Figure content listings
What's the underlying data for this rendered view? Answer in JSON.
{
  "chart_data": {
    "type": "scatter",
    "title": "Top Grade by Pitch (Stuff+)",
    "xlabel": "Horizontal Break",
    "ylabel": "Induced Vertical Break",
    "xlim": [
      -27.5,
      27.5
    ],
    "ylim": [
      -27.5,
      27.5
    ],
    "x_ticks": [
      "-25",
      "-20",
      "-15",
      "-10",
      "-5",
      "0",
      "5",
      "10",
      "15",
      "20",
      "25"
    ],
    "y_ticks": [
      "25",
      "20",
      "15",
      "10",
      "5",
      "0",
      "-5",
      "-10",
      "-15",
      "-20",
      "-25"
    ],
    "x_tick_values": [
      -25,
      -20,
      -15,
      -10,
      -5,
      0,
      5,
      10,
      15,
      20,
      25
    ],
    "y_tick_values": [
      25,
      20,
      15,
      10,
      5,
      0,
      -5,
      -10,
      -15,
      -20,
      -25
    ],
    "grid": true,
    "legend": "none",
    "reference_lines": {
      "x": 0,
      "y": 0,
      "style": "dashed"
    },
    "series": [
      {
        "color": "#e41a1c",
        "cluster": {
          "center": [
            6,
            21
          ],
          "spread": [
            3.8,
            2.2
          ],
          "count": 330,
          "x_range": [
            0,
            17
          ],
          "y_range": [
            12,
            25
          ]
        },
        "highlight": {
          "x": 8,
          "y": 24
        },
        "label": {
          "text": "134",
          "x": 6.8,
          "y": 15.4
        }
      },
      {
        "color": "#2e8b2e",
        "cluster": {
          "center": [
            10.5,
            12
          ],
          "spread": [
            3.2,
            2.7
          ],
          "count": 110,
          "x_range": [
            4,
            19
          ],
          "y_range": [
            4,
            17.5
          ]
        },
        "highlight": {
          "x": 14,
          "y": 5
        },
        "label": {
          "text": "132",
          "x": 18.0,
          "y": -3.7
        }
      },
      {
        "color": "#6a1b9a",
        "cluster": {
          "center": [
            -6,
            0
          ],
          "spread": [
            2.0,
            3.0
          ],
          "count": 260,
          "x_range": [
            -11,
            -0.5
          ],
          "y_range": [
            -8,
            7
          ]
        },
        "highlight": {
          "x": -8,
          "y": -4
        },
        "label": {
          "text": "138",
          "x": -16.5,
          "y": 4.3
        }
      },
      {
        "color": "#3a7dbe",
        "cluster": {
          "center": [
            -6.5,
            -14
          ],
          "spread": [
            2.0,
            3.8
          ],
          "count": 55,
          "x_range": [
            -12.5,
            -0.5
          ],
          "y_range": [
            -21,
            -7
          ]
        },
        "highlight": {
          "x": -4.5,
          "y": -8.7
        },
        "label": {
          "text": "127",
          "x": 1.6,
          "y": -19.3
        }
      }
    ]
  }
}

→ **Given problem**: Exactly reproduce every line of the records.

→ **Written answer**:
What's the underlying data for this rendered view? Answer in JSON.
{
  "chart_data": {
    "type": "scatter",
    "title": "Top Grade by Pitch (Stuff+)",
    "xlabel": "Horizontal Break",
    "ylabel": "Induced Vertical Break",
    "xlim": [
      -27.5,
      27.5
    ],
    "ylim": [
      -27.5,
      27.5
    ],
    "x_ticks": [
      "-25",
      "-20",
      "-15",
      "-10",
      "-5",
      "0",
      "5",
      "10",
      "15",
      "20",
      "25"
    ],
    "y_ticks": [
      "25",
      "20",
      "15",
      "10",
      "5",
      "0",
      "-5",
      "-10",
      "-15",
      "-20",
      "-25"
    ],
    "x_tick_values": [
      -25,
      -20,
      -15,
      -10,
      -5,
      0,
      5,
      10,
      15,
      20,
      25
    ],
    "y_tick_values": [
      25,
      20,
      15,
      10,
      5,
      0,
      -5,
      -10,
      -15,
      -20,
      -25
    ],
    "grid": true,
    "legend": "none",
    "reference_lines": {
      "x": 0,
      "y": 0,
      "style": "dashed"
    },
    "series": [
      {
        "color": "#e41a1c",
        "cluster": {
          "center": [
            6,
            21
          ],
          "spread": [
            3.8,
            2.2
          ],
          "count": 330,
          "x_range": [
            0,
            17
          ],
          "y_range": [
            12,
            25
          ]
        },
        "highlight": {
          "x": 8,
          "y": 24
        },
        "label": {
          "text": "134",
          "x": 6.8,
          "y": 15.4
        }
      },
      {
        "color": "#2e8b2e",
        "cluster": {
          "center": [
            10.5,
            12
          ],
          "spread": [
            3.2,
            2.7
          ],
          "count": 110,
          "x_range": [
            4,
            19
          ],
          "y_range": [
            4,
            17.5
          ]
        },
        "highlight": {
          "x": 14,
          "y": 5
        },
        "label": {
          "text": "132",
          "x": 18.0,
          "y": -3.7
        }
      },
      {
        "color": "#6a1b9a",
        "cluster": {
          "center": [
            -6,
            0
          ],
          "spread": [
            2.0,
            3.0
          ],
          "count": 260,
          "x_range": [
            -11,
            -0.5
          ],
          "y_range": [
            -8,
            7
          ]
        },
        "highlight": {
          "x": -8,
          "y": -4
        },
        "label": {
          "text": "138",
          "x": -16.5,
          "y": 4.3
        }
      },
      {
        "color": "#3a7dbe",
        "cluster": {
          "center": [
            -6.5,
            -14
          ],
          "spread": [
            2.0,
            3.8
          ],
          "count": 55,
          "x_range": [
            -12.5,
            -0.5
          ],
          "y_range": [
            -21,
            -7
          ]
        },
        "highlight": {
          "x": -4.5,
          "y": -8.7
        },
        "label": {
          "text": "127",
          "x": 1.6,
          "y": -19.3
        }
      }
    ]
  }
}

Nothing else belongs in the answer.